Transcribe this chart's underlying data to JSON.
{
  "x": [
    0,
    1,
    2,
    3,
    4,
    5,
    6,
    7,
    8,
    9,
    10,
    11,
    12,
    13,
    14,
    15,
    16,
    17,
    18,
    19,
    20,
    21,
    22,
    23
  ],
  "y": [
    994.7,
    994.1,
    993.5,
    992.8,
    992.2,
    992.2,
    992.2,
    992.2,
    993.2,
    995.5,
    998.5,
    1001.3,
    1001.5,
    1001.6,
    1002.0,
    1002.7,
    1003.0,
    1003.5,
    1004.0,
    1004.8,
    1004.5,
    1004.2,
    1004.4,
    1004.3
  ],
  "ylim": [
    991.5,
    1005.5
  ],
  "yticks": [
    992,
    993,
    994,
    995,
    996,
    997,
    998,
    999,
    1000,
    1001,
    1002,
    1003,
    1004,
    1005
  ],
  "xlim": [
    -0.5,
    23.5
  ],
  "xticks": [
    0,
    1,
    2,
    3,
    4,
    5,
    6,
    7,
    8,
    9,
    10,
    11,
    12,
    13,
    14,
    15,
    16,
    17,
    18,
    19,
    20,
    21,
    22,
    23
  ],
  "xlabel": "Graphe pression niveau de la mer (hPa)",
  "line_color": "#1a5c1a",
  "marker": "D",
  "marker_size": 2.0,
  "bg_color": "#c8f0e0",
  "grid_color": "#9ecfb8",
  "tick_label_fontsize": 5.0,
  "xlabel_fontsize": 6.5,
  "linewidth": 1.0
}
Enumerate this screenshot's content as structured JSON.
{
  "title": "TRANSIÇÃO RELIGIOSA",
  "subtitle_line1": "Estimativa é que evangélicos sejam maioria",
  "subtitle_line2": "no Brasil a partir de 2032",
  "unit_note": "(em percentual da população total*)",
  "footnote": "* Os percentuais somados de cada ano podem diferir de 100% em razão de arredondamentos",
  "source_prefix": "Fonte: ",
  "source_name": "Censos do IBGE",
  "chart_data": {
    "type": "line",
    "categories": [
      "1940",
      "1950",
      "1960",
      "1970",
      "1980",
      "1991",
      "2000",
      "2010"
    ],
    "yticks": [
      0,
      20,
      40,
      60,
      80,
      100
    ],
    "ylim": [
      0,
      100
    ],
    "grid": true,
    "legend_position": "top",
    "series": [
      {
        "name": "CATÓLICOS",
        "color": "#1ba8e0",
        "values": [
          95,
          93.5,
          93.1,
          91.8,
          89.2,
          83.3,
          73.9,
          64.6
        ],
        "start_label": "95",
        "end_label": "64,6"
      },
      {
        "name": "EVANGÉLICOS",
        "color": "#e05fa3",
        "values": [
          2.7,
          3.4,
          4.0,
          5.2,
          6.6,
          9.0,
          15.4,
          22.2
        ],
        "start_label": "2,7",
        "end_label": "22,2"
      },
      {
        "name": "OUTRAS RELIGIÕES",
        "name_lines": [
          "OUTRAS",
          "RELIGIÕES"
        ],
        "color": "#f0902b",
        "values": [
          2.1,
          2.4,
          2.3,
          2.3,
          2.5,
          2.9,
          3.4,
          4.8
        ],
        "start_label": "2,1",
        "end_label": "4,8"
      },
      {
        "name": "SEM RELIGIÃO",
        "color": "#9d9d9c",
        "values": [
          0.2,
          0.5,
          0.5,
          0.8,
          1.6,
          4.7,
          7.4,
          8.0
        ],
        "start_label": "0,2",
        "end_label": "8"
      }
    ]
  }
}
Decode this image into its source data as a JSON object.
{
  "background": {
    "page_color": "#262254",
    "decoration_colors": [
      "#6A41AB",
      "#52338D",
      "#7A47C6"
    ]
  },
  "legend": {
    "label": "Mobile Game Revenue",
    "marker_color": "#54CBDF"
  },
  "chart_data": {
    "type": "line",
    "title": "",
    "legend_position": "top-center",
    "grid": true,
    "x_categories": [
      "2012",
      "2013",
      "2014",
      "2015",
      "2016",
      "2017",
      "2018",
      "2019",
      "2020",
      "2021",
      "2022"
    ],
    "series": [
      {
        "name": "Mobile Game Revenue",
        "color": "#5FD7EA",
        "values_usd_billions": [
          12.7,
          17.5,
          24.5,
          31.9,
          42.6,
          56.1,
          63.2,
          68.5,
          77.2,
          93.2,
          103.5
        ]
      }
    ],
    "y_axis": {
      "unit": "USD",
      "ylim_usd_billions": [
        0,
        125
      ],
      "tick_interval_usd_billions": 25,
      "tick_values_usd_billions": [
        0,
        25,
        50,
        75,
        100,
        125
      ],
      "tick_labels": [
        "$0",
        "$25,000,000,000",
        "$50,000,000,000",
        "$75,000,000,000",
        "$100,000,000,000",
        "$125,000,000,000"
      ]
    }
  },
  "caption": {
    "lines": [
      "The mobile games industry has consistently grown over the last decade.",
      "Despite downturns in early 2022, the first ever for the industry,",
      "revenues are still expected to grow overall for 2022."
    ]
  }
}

--*--

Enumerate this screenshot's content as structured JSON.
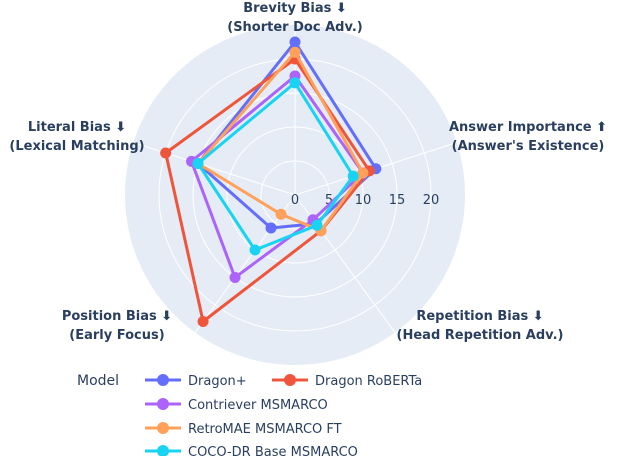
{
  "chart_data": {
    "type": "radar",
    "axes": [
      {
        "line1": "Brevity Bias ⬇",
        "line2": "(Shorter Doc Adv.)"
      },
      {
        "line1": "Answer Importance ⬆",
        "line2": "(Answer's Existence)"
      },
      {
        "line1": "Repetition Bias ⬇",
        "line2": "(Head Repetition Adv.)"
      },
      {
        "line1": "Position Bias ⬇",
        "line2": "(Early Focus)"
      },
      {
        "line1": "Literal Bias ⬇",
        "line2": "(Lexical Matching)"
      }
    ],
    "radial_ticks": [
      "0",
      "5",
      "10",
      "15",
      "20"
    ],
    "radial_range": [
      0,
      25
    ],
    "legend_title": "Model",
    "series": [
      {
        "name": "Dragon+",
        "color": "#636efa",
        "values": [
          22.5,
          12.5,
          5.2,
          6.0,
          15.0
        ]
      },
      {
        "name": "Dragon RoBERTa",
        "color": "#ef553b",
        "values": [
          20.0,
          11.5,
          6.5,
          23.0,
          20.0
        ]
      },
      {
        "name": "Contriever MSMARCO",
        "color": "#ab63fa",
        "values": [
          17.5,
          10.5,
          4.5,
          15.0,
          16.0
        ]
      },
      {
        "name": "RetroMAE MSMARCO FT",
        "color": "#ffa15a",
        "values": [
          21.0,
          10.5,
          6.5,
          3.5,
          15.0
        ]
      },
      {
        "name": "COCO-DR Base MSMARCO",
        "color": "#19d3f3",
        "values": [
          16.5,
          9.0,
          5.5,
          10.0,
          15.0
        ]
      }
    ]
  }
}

--*--

■ **SHORT TASK**
Search the records for the word "MSMARCO". Copy every line that has it.

■ **SOLUTION FOR THIS PROBLEM**
        "name": "Contriever MSMARCO",
        "name": "RetroMAE MSMARCO FT",
        "name": "COCO-DR Base MSMARCO",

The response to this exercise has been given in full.